◆ **Objective**
Every entry below must be repeated exactly; skip the pictures.

◆ **Rows from a figure dataset**
____
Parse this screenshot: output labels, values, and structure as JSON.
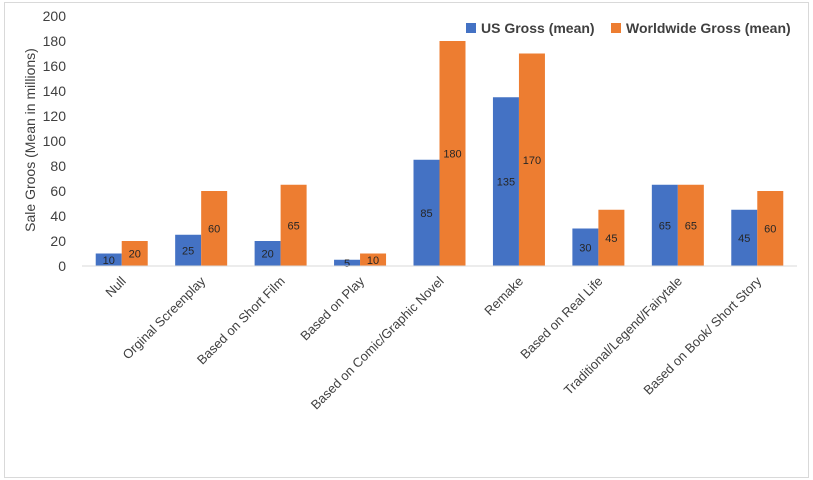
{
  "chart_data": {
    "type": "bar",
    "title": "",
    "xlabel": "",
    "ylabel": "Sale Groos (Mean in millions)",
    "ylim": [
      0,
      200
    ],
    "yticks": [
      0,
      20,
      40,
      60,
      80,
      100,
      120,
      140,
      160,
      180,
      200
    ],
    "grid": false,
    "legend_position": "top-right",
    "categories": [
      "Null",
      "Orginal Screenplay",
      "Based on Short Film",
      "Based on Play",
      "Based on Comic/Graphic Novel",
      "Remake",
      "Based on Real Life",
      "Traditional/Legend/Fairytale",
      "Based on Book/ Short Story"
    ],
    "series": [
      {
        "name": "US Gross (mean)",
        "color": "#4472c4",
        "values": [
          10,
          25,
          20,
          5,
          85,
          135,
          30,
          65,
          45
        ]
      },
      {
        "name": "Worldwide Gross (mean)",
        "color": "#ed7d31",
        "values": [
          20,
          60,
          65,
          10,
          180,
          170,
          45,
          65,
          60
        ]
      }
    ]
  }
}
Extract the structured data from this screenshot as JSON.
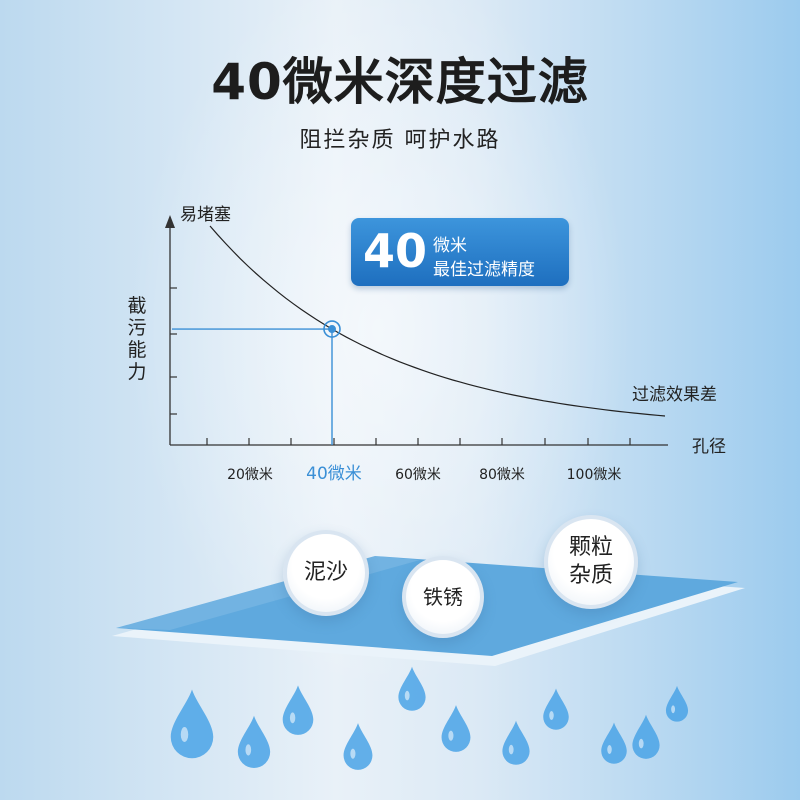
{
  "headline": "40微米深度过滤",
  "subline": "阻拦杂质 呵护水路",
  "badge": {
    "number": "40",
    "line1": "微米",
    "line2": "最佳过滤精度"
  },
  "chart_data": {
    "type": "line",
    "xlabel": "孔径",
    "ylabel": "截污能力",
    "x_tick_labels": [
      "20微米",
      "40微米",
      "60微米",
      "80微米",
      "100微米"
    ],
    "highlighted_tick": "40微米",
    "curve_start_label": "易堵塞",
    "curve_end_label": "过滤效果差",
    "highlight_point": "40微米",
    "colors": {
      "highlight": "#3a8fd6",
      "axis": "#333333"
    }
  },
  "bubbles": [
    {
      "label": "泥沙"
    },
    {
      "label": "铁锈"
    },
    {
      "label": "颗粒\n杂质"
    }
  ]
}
____
◆ **Task result**
Parse this screenshot: output labels, values, and structure as JSON.
{
  "chart_data": {
    "type": "bar",
    "title": "",
    "xlabel": "",
    "ylabel": "Sale Groos (Mean in millions)",
    "ylim": [
      0,
      200
    ],
    "yticks": [
      0,
      20,
      40,
      60,
      80,
      100,
      120,
      140,
      160,
      180,
      200
    ],
    "grid": false,
    "legend_position": "top-right",
    "categories": [
      "Null",
      "Orginal Screenplay",
      "Based on Short Film",
      "Based on Play",
      "Based on Comic/Graphic Novel",
      "Remake",
      "Based on Real Life",
      "Traditional/Legend/Fairytale",
      "Based on Book/ Short Story"
    ],
    "series": [
      {
        "name": "US Gross (mean)",
        "color": "#4472c4",
        "values": [
          10,
          25,
          20,
          5,
          85,
          135,
          30,
          65,
          45
        ]
      },
      {
        "name": "Worldwide Gross (mean)",
        "color": "#ed7d31",
        "values": [
          20,
          60,
          65,
          10,
          180,
          170,
          45,
          65,
          60
        ]
      }
    ]
  }
}
Extract the structured data from this screenshot as JSON.
{
  "headline": "40微米深度过滤",
  "subline": "阻拦杂质 呵护水路",
  "badge": {
    "number": "40",
    "line1": "微米",
    "line2": "最佳过滤精度"
  },
  "chart_data": {
    "type": "line",
    "xlabel": "孔径",
    "ylabel": "截污能力",
    "x_tick_labels": [
      "20微米",
      "40微米",
      "60微米",
      "80微米",
      "100微米"
    ],
    "highlighted_tick": "40微米",
    "curve_start_label": "易堵塞",
    "curve_end_label": "过滤效果差",
    "highlight_point": "40微米",
    "colors": {
      "highlight": "#3a8fd6",
      "axis": "#333333"
    }
  },
  "bubbles": [
    {
      "label": "泥沙"
    },
    {
      "label": "铁锈"
    },
    {
      "label": "颗粒\n杂质"
    }
  ]
}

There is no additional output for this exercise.